• [Task]: Identify all lines below that hold "Current" and collect them.

|---|

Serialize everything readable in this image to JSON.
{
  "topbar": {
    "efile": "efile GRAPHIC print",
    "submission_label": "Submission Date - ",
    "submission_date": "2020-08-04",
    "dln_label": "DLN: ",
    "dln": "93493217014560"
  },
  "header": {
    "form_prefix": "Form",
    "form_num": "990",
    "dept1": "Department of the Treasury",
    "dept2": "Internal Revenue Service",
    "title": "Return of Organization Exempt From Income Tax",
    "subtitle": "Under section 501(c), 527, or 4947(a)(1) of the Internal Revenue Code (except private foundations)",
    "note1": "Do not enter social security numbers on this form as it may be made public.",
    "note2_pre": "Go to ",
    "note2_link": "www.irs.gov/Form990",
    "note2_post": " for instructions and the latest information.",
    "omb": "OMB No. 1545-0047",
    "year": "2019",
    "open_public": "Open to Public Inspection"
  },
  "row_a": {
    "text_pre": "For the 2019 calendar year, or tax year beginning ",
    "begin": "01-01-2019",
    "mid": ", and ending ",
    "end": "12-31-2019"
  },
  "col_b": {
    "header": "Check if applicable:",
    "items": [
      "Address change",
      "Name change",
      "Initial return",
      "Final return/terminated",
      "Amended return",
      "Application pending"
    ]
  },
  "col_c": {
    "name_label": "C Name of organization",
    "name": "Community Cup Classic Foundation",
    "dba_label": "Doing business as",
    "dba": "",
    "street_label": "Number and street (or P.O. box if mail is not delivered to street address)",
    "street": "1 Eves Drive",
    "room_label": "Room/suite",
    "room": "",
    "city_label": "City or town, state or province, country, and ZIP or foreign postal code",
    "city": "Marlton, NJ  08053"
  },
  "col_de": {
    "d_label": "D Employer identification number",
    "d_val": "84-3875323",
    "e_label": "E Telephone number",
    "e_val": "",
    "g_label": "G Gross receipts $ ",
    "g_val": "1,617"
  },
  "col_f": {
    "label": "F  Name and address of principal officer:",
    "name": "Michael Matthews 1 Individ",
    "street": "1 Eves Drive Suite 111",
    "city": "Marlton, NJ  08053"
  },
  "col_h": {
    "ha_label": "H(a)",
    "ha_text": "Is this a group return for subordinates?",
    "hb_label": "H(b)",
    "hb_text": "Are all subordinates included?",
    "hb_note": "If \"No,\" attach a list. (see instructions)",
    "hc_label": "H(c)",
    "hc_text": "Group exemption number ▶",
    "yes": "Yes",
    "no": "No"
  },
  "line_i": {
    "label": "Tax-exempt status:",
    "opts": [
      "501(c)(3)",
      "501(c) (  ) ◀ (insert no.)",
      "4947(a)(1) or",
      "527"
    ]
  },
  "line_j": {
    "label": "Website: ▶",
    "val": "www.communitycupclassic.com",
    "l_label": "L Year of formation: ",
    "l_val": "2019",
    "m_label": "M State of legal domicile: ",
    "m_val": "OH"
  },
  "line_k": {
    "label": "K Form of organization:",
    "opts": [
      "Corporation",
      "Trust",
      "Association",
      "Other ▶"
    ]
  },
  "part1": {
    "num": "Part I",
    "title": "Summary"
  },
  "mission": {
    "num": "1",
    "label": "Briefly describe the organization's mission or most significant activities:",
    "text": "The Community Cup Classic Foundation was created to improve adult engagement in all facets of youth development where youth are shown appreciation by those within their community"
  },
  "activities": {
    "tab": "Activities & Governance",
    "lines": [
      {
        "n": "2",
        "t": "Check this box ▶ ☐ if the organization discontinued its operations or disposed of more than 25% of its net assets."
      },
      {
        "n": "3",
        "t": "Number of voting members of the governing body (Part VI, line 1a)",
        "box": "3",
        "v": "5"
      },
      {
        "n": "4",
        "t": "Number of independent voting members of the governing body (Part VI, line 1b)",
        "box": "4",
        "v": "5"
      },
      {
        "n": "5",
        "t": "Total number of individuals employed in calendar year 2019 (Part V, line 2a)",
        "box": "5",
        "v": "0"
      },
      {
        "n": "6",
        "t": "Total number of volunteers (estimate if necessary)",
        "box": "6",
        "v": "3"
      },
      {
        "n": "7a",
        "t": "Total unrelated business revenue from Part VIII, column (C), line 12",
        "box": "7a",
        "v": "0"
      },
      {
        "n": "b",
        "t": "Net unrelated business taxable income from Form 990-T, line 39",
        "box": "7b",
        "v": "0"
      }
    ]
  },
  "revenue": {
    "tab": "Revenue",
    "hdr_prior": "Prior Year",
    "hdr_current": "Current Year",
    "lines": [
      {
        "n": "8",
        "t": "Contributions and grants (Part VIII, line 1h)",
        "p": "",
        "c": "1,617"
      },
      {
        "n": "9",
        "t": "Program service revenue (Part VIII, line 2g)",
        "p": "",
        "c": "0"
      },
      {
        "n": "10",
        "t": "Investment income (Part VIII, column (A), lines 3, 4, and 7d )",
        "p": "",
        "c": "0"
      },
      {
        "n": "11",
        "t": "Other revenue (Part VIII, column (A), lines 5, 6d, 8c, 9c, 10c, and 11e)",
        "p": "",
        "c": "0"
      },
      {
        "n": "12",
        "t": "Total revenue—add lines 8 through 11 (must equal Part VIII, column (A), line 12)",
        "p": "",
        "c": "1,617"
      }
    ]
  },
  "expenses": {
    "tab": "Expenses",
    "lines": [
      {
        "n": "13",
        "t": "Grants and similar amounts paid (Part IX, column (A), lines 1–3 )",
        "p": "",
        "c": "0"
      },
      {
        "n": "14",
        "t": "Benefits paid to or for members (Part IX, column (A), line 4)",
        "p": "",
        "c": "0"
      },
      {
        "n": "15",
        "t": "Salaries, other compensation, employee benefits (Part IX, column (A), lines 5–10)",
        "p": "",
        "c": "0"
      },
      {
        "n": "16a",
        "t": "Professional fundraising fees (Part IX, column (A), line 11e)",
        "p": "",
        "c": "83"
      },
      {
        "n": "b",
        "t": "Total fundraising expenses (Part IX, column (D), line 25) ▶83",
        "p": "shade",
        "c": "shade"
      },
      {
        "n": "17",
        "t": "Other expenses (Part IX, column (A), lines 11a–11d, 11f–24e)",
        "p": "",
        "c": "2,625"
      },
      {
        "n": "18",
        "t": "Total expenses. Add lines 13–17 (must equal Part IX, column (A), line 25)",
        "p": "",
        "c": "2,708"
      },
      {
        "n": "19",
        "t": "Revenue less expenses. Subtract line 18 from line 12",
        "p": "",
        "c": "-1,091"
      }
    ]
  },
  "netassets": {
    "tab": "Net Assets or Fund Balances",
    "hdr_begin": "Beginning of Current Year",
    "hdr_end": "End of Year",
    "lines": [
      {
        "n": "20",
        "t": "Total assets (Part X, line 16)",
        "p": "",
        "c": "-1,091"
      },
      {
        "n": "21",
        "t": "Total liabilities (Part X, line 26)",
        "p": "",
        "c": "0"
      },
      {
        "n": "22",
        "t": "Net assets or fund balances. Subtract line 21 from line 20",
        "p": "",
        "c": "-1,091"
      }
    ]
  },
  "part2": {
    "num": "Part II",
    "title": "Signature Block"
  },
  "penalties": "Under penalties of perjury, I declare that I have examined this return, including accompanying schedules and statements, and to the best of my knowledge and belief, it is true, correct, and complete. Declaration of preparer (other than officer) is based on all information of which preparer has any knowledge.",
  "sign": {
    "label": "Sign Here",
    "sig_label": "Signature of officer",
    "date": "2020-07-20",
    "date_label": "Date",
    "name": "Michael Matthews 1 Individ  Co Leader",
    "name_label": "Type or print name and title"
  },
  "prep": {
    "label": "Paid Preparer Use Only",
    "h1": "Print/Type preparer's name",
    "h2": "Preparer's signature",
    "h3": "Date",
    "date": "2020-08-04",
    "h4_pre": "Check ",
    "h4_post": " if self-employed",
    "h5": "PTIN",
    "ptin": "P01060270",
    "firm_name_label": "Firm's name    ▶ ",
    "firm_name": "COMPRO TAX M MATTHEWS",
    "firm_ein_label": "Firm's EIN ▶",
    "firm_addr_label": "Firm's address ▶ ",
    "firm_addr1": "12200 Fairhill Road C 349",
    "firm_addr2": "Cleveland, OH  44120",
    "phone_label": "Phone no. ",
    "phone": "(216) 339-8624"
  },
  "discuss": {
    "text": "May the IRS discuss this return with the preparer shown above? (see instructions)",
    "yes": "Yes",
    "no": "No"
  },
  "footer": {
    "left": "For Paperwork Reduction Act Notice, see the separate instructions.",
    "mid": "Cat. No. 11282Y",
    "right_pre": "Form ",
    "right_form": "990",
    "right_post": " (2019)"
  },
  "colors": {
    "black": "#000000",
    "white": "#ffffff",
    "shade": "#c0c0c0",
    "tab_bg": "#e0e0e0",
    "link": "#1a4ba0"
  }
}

|---|

• [Answer below]:
    "hdr_current": "Current Year",
    "hdr_begin": "Beginning of Current Year",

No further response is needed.